- What is needed -
Copy the data that follows, character for character, minus the pictures.
##############################
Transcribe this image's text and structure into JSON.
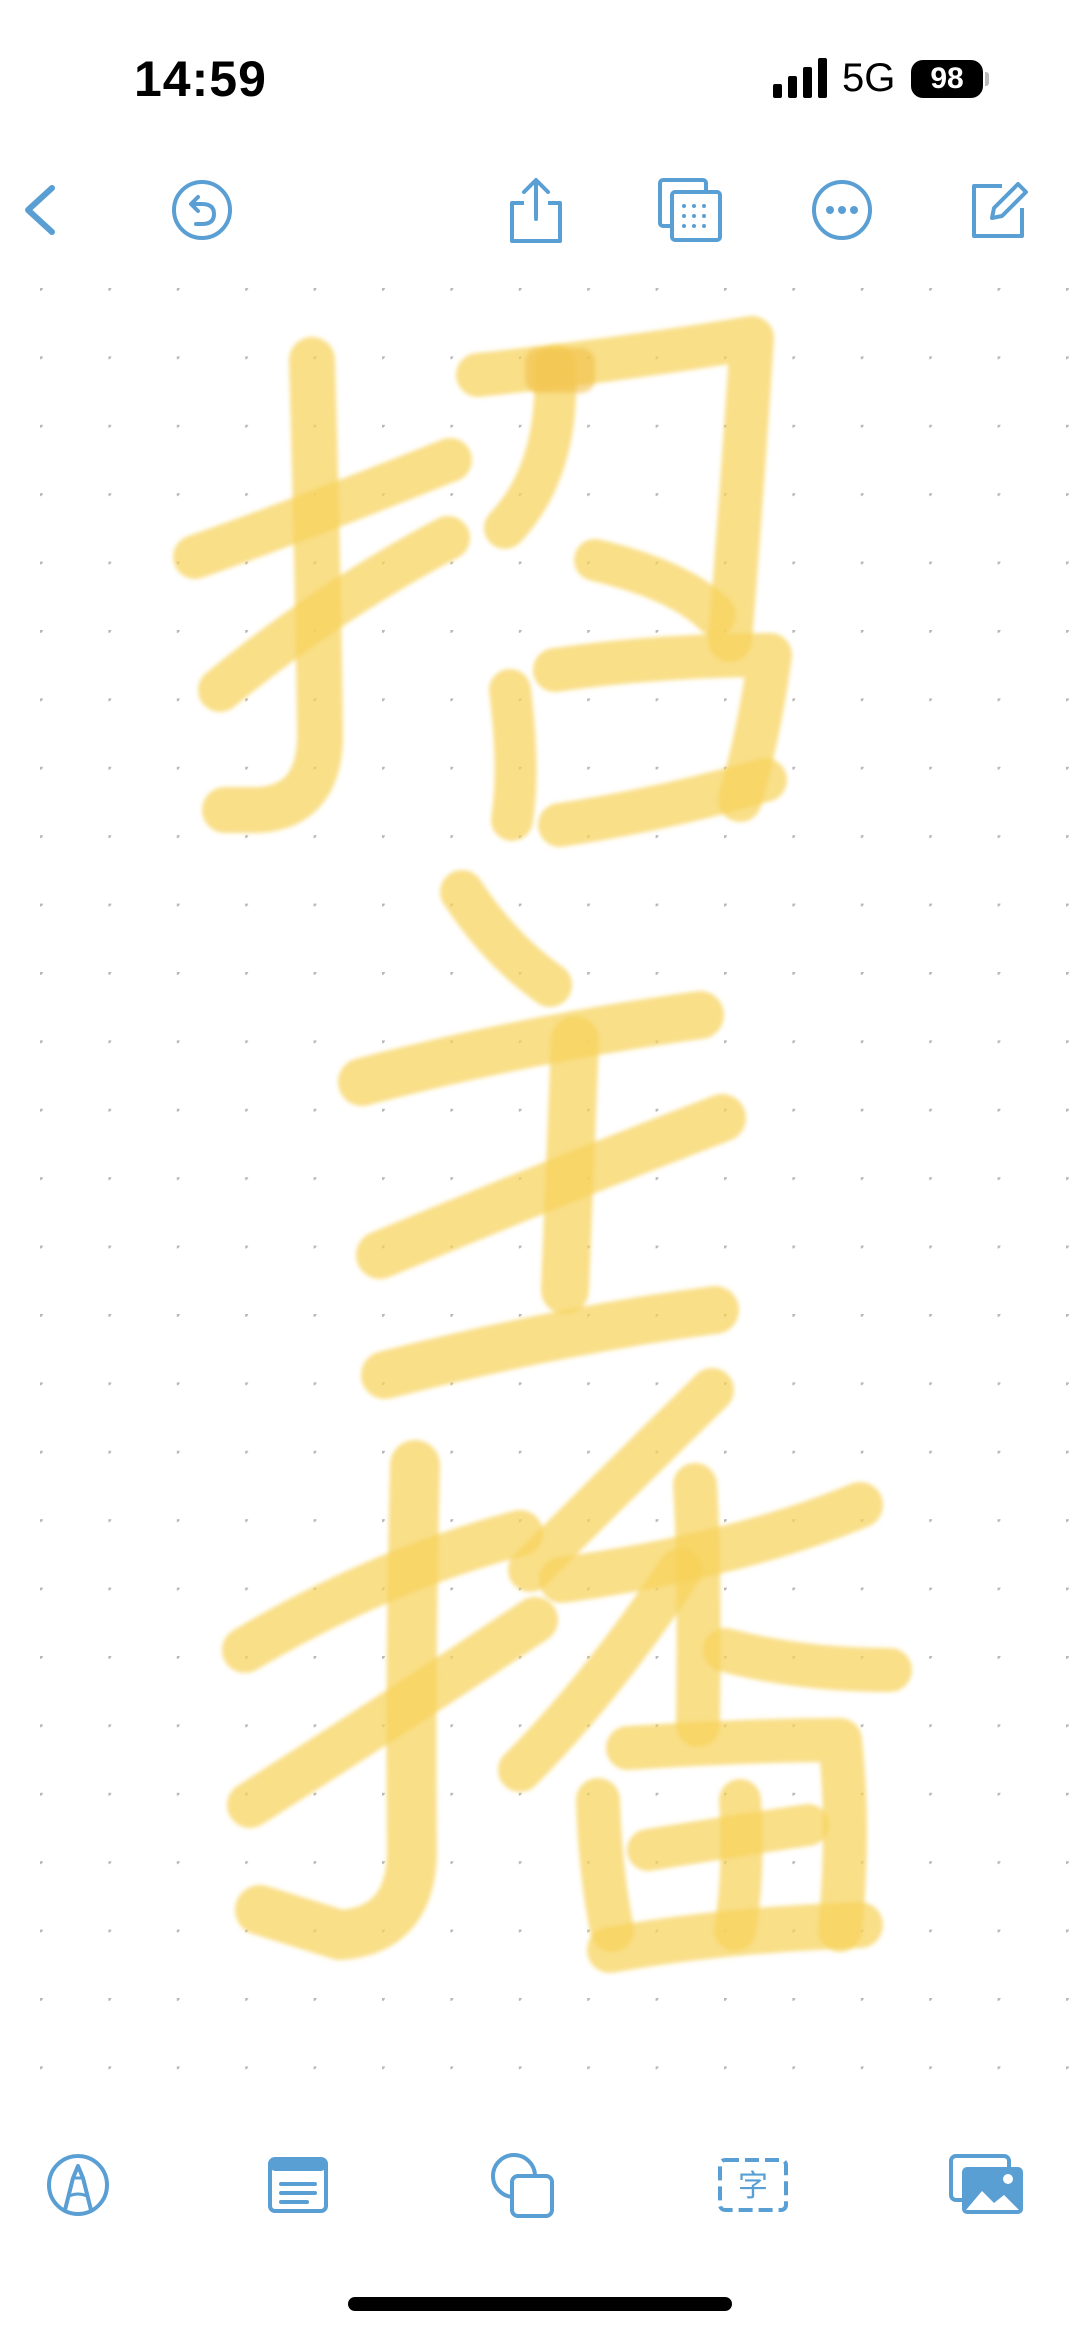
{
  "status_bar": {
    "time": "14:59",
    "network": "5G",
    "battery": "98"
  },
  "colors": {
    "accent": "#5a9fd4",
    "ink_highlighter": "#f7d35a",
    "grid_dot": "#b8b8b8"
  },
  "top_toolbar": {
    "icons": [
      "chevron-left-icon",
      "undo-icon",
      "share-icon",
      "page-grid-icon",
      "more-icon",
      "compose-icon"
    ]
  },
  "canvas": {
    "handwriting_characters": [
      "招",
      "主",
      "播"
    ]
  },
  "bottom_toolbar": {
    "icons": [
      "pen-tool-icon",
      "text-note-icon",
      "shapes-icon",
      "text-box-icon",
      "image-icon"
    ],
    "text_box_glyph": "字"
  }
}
##############################
- Output for this task -
Transcribe this image's text and structure into JSON.
{
  "status_bar": {
    "time": "14:59",
    "network": "5G",
    "battery": "98"
  },
  "colors": {
    "accent": "#5a9fd4",
    "ink_highlighter": "#f7d35a",
    "grid_dot": "#b8b8b8"
  },
  "top_toolbar": {
    "icons": [
      "chevron-left-icon",
      "undo-icon",
      "share-icon",
      "page-grid-icon",
      "more-icon",
      "compose-icon"
    ]
  },
  "canvas": {
    "handwriting_characters": [
      "招",
      "主",
      "播"
    ]
  },
  "bottom_toolbar": {
    "icons": [
      "pen-tool-icon",
      "text-note-icon",
      "shapes-icon",
      "text-box-icon",
      "image-icon"
    ],
    "text_box_glyph": "字"
  }
}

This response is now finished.